DESCRIPTION OF THE TASK:
Copy each line below in which the string "Accum" occurs.
[START ENTRIES SUPPLIED]
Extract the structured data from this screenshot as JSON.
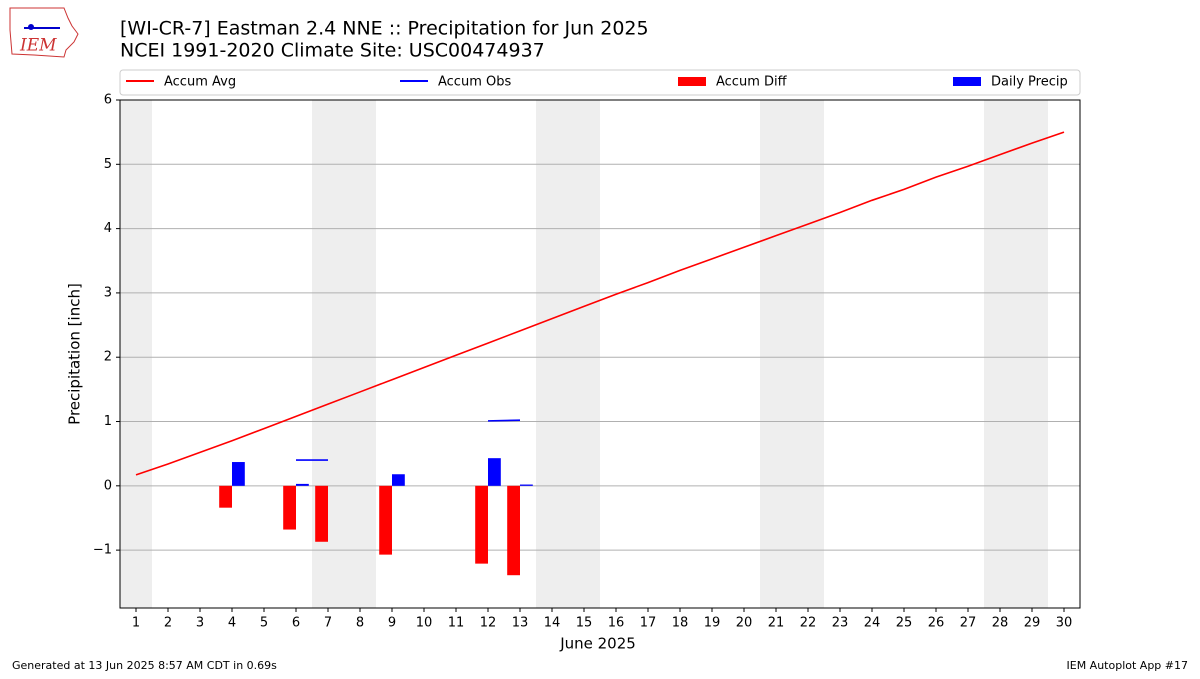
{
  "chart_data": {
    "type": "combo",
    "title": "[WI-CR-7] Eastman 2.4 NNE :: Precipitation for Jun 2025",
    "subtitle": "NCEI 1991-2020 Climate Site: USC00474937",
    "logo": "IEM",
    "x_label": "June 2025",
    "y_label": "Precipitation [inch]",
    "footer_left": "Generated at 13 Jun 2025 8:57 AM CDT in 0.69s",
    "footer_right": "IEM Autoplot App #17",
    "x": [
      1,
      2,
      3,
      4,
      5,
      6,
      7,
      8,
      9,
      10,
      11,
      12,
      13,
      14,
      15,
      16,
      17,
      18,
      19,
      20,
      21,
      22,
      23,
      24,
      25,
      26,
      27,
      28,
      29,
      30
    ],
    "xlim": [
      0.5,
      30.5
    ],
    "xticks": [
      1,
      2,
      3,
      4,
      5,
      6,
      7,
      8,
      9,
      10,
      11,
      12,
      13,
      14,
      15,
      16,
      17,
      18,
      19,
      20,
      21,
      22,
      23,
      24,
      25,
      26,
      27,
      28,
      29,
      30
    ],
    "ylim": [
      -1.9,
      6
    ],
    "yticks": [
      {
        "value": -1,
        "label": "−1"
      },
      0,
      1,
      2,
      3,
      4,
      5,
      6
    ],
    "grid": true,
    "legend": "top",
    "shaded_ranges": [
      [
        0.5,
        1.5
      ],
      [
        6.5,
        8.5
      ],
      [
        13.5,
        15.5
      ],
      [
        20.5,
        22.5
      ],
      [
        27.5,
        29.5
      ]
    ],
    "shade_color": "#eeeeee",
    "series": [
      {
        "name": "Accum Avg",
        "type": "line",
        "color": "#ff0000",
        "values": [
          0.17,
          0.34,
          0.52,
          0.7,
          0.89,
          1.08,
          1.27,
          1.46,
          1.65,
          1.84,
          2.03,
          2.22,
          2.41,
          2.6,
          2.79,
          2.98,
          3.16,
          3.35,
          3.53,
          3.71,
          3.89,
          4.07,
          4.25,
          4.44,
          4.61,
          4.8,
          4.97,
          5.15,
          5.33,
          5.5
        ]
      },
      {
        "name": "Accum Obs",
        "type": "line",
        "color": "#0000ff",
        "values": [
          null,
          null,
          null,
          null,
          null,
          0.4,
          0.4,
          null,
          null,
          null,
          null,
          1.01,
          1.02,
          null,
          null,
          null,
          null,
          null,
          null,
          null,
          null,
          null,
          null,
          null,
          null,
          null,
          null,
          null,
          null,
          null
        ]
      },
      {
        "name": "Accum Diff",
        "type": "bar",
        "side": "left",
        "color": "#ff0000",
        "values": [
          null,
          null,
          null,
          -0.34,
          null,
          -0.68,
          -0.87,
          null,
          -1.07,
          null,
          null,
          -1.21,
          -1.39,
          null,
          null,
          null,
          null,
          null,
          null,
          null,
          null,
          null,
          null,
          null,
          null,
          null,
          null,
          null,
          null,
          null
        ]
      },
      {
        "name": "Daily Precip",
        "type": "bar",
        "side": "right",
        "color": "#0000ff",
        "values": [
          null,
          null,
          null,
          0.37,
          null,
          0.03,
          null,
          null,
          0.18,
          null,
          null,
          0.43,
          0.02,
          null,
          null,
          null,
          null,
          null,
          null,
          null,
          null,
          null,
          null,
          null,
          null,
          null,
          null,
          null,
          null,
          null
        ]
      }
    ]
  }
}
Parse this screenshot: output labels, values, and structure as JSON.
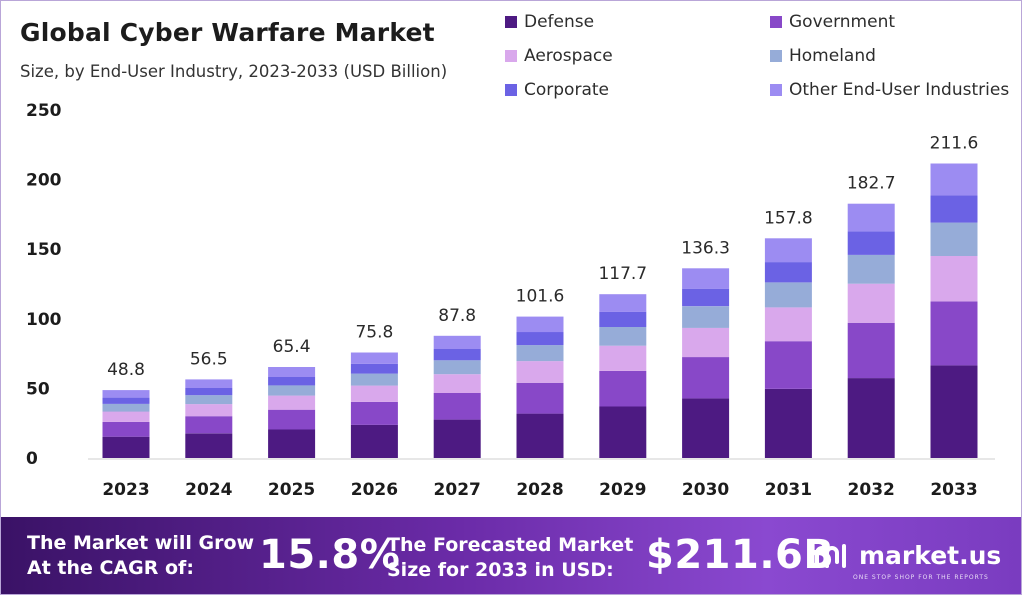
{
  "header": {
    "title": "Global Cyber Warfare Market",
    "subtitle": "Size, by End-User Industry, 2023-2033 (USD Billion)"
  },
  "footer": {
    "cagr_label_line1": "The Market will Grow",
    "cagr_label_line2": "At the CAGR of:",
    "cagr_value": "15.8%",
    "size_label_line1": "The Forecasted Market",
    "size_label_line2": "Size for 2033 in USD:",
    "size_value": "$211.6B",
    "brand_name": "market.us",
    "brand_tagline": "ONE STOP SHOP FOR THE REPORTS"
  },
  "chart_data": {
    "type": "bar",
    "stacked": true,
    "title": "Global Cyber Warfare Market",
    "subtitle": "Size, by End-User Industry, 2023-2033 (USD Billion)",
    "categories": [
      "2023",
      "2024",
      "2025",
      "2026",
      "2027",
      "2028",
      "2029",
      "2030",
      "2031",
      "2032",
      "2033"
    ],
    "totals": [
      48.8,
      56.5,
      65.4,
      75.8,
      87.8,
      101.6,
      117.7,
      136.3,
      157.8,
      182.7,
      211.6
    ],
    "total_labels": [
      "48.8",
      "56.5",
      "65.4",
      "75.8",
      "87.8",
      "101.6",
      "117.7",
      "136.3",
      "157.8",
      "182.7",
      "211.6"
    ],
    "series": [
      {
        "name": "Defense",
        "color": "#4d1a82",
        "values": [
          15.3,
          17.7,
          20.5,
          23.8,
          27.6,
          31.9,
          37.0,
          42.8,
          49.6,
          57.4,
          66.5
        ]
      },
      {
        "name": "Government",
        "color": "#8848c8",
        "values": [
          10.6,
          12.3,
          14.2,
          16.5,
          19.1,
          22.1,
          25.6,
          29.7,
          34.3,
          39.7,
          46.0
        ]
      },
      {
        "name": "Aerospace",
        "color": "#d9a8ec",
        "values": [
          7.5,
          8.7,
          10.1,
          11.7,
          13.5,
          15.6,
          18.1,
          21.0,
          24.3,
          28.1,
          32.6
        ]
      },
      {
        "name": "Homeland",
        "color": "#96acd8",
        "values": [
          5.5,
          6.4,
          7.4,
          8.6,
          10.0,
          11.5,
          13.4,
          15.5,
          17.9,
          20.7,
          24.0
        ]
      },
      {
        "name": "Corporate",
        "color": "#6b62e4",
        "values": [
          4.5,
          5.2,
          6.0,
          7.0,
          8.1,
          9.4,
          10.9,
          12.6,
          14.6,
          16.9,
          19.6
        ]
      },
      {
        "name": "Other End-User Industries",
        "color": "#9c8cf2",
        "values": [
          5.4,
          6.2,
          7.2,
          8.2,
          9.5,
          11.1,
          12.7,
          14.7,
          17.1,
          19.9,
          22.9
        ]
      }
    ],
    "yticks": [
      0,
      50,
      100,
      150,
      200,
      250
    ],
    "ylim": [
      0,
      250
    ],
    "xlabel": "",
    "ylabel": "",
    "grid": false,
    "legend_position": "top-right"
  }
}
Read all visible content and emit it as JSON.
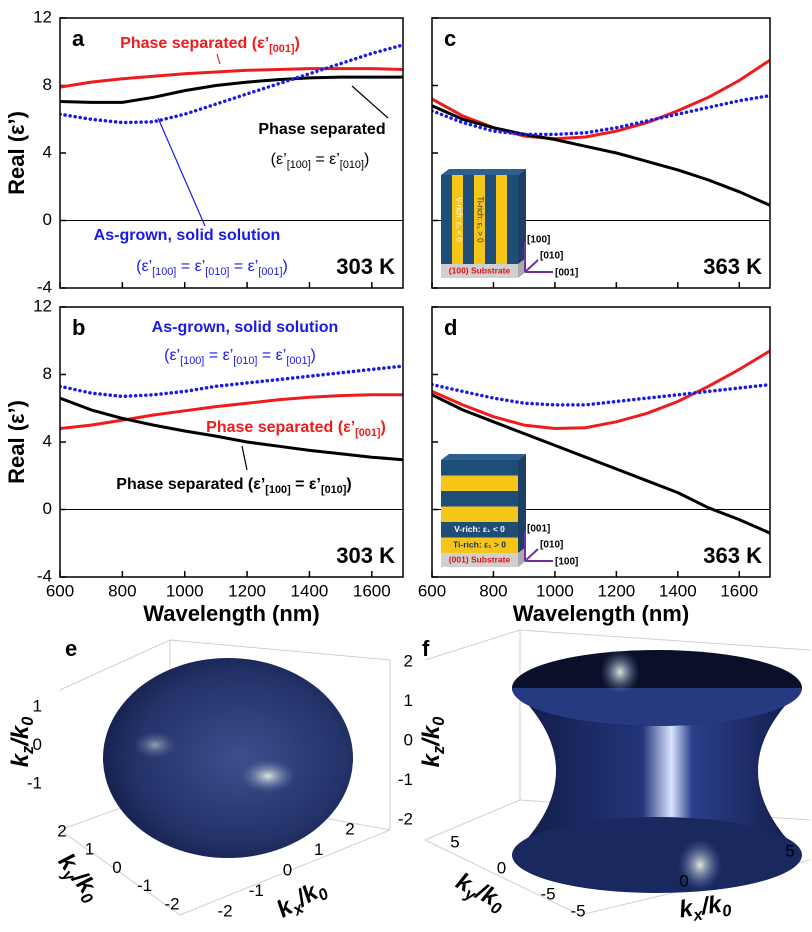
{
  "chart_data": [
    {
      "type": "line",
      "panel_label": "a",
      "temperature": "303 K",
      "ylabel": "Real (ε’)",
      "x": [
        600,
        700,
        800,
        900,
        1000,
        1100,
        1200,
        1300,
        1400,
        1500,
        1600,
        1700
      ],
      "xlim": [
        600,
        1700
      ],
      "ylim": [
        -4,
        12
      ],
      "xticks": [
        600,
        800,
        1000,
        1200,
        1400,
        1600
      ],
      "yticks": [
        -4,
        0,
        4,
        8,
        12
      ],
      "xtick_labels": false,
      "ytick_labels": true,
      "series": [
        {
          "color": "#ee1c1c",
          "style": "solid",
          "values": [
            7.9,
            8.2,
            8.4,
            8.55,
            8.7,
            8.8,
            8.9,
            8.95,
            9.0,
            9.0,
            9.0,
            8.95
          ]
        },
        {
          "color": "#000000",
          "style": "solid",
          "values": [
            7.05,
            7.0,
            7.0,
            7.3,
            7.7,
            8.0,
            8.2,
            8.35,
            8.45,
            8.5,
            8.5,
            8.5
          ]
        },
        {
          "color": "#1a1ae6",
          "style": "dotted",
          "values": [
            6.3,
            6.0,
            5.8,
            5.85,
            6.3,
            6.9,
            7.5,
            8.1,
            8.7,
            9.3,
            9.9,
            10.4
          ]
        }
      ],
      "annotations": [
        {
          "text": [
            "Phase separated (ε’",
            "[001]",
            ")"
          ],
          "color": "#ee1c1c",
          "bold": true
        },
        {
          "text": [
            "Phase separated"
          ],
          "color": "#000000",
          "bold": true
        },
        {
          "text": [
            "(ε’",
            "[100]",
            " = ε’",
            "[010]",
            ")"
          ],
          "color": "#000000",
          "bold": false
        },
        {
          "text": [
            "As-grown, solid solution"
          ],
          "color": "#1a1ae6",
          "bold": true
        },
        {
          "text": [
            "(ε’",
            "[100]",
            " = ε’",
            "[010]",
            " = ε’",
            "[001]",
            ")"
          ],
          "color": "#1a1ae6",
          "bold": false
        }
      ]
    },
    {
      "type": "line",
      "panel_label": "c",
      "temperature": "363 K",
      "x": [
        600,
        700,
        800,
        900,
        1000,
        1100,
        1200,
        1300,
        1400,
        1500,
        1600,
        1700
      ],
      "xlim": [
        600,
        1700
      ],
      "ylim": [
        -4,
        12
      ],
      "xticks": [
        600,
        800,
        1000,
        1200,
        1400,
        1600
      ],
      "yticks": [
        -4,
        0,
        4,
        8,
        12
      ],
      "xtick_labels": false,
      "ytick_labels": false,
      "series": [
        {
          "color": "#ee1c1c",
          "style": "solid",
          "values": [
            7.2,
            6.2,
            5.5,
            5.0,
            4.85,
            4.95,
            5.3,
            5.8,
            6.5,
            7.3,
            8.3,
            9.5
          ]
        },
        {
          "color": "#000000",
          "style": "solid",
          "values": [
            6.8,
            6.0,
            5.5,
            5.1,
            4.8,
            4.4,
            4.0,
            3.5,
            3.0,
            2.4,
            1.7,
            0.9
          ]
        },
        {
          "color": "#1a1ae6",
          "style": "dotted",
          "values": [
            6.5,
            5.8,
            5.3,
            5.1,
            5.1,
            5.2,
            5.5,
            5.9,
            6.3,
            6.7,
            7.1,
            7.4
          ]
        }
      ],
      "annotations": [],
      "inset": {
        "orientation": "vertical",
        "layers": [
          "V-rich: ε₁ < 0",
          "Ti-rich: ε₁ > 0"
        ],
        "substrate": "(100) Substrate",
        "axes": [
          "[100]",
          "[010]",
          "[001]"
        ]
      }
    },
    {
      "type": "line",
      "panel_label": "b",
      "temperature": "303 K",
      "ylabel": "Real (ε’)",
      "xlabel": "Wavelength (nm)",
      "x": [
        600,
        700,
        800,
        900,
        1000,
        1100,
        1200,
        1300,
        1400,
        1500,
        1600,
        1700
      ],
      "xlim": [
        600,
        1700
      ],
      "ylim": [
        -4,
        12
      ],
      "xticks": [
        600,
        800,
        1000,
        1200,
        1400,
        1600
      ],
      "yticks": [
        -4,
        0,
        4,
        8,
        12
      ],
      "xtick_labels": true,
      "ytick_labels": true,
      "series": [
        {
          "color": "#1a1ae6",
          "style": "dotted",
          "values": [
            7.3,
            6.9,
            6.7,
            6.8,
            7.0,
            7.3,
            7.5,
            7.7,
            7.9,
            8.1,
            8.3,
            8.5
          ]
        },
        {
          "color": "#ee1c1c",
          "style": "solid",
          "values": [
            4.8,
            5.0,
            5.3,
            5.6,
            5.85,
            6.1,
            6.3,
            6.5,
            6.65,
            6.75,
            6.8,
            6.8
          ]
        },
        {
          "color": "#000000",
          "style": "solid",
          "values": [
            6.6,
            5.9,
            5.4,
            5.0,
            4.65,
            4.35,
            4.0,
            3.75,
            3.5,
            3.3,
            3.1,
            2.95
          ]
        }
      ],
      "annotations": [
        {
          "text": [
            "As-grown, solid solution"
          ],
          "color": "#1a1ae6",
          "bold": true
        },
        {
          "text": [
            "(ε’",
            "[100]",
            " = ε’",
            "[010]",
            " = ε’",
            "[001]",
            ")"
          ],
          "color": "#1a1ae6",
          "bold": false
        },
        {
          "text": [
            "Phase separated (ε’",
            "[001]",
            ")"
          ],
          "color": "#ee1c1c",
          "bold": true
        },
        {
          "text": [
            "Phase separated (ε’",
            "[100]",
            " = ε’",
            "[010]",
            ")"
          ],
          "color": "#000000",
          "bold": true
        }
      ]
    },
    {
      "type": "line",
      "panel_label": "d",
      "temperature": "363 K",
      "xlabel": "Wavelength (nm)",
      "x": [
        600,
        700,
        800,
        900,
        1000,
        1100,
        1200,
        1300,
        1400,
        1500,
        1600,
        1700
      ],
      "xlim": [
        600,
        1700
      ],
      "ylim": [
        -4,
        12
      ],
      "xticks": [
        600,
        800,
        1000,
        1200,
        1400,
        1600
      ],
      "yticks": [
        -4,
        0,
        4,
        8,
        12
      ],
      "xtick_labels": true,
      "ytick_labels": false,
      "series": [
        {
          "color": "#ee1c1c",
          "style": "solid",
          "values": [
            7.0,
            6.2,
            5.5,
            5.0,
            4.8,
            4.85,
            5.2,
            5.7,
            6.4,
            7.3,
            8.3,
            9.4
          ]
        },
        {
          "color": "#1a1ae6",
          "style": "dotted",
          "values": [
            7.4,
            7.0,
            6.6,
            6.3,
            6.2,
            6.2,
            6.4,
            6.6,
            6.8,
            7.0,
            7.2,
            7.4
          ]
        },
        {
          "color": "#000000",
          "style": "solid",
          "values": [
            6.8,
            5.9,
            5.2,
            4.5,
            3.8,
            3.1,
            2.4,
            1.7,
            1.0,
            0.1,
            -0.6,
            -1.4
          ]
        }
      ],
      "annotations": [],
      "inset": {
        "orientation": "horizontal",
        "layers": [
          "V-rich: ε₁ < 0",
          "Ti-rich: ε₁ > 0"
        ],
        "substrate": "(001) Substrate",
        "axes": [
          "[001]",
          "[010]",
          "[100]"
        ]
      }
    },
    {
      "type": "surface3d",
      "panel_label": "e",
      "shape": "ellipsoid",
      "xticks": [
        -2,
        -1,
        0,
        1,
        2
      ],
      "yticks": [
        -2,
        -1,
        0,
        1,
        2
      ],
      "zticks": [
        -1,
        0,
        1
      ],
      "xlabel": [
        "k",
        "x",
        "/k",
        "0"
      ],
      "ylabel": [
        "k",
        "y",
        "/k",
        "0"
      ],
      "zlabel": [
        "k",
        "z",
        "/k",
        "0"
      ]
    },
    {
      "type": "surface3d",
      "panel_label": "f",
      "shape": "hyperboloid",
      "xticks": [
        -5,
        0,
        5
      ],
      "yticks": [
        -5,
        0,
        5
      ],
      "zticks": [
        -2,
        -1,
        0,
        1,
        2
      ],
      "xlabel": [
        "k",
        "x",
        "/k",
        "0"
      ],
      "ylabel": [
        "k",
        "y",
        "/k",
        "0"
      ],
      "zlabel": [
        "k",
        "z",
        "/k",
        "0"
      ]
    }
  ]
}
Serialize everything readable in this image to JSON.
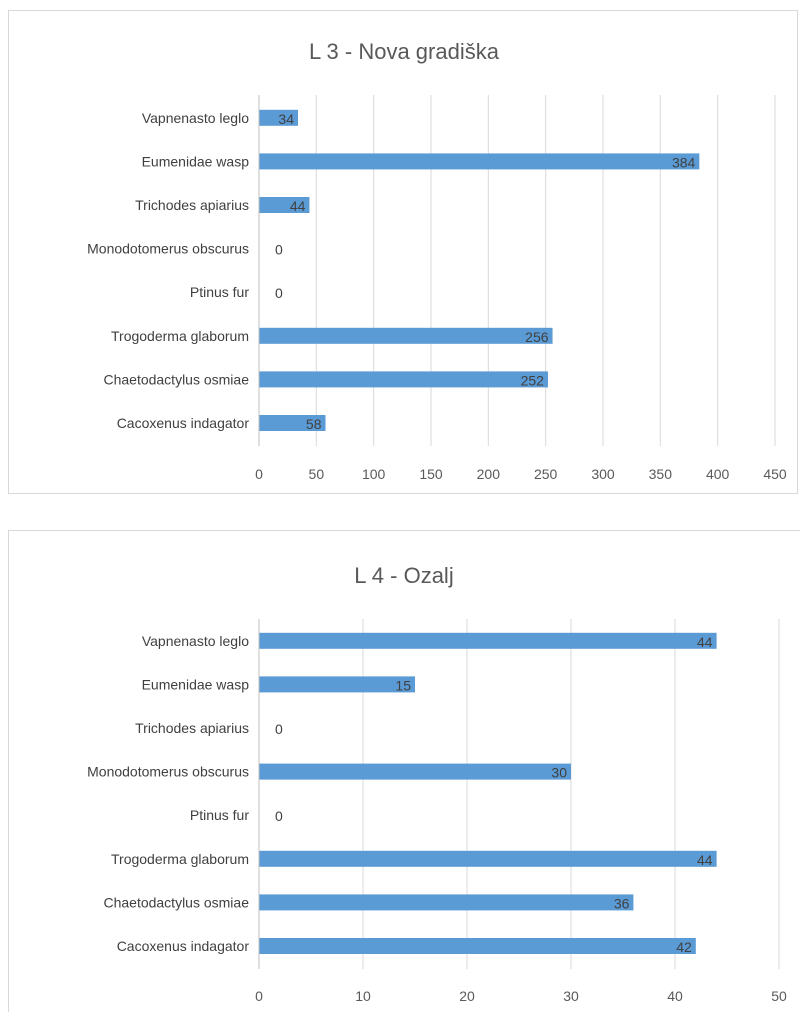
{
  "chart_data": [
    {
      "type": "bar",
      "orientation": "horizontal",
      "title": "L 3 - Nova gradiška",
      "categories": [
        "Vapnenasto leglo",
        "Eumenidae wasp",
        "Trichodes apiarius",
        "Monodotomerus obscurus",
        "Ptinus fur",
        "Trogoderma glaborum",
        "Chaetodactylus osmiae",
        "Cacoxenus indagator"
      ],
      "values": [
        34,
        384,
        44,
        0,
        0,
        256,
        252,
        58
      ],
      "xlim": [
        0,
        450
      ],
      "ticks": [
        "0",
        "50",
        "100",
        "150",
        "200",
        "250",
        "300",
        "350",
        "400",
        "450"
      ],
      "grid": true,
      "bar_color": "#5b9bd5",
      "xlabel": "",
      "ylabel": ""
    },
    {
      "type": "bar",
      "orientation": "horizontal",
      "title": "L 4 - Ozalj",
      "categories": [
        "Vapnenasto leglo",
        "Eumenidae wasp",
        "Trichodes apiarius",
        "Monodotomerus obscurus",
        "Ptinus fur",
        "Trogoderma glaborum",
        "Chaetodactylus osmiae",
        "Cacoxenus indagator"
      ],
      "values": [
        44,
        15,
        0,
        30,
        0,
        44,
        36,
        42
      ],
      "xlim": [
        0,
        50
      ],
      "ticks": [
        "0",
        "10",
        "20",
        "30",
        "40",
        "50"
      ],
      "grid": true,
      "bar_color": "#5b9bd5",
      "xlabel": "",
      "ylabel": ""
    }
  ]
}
[END ENTRIES SUPPLIED]
ANSWER BELOW:
        "name": "Accum Avg",
        "name": "Accum Obs",
        "name": "Accum Diff",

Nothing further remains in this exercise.